--- PROVIDED DATA ---
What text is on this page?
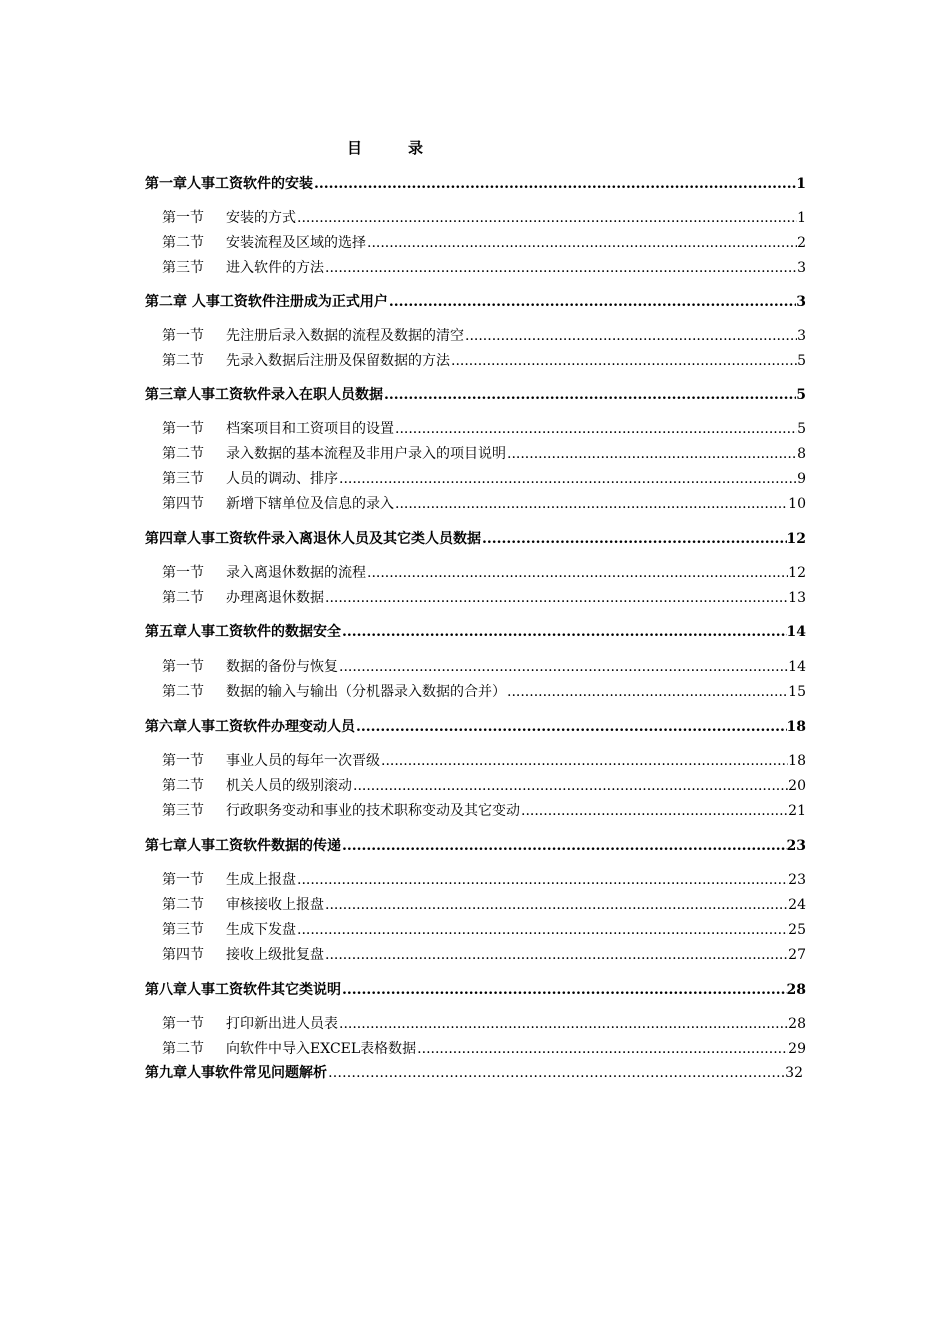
目	录
第一章人事工资软件的安装 .....	1
第一节	安装的方式 .....	1
第二节	安装流程及区域的选择 .....	2
第三节	进入软件的方法 .....	3
第二章 人事工资软件注册成为正式用户 .....	3
第一节	先注册后录入数据的流程及数据的清空 .....	3
第二节	先录入数据后注册及保留数据的方法 .....	5
第三章人事工资软件录入在职人员数据 .....	5
第一节	档案项目和工资项目的设置 .....	5
第二节	录入数据的基本流程及非用户录入的项目说明 .....	8
第三节	人员的调动、排序 .....	9
第四节	新增下辖单位及信息的录入 .....	10
第四章人事工资软件录入离退休人员及其它类人员数据 .....	12
第一节	录入离退休数据的流程 .....	12
第二节	办理离退休数据 .....	13
第五章人事工资软件的数据安全 .....	14
第一节	数据的备份与恢复 .....	14
第二节	数据的输入与输出（分机器录入数据的合并） .....	15
第六章人事工资软件办理变动人员 .....	18
第一节	事业人员的每年一次晋级 .....	18
第二节	机关人员的级别滚动 .....	20
第三节	行政职务变动和事业的技术职称变动及其它变动 .....	21
第七章人事工资软件数据的传递 .....	23
第一节	生成上报盘 .....	23
第二节	审核接收上报盘 .....	24
第三节	生成下发盘 .....	25
第四节	接收上级批复盘 .....	27
第八章人事工资软件其它类说明 .....	28
第一节	打印新出进人员表 .....	28
第二节	向软件中导入EXCEL表格数据 .....	29
第九章人事软件常见问题解析 …………………………………………………………………………………………………………………………………………………………………………………………………………	32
---
- _EXERCISE INSTRUCTIONS_
Transcribe the whole listing exactly. Pictures stay out of your copy.

- _WRITTEN ANSWER_
What text is on this page?
目	录
第一章人事工资软件的安装 .....	1
第一节	安装的方式 .....	1
第二节	安装流程及区域的选择 .....	2
第三节	进入软件的方法 .....	3
第二章 人事工资软件注册成为正式用户 .....	3
第一节	先注册后录入数据的流程及数据的清空 .....	3
第二节	先录入数据后注册及保留数据的方法 .....	5
第三章人事工资软件录入在职人员数据 .....	5
第一节	档案项目和工资项目的设置 .....	5
第二节	录入数据的基本流程及非用户录入的项目说明 .....	8
第三节	人员的调动、排序 .....	9
第四节	新增下辖单位及信息的录入 .....	10
第四章人事工资软件录入离退休人员及其它类人员数据 .....	12
第一节	录入离退休数据的流程 .....	12
第二节	办理离退休数据 .....	13
第五章人事工资软件的数据安全 .....	14
第一节	数据的备份与恢复 .....	14
第二节	数据的输入与输出（分机器录入数据的合并） .....	15
第六章人事工资软件办理变动人员 .....	18
第一节	事业人员的每年一次晋级 .....	18
第二节	机关人员的级别滚动 .....	20
第三节	行政职务变动和事业的技术职称变动及其它变动 .....	21
第七章人事工资软件数据的传递 .....	23
第一节	生成上报盘 .....	23
第二节	审核接收上报盘 .....	24
第三节	生成下发盘 .....	25
第四节	接收上级批复盘 .....	27
第八章人事工资软件其它类说明 .....	28
第一节	打印新出进人员表 .....	28
第二节	向软件中导入EXCEL表格数据 .....	29
第九章人事软件常见问题解析 …………………………………………………………………………………………………………………………………………………………………………………………………………	32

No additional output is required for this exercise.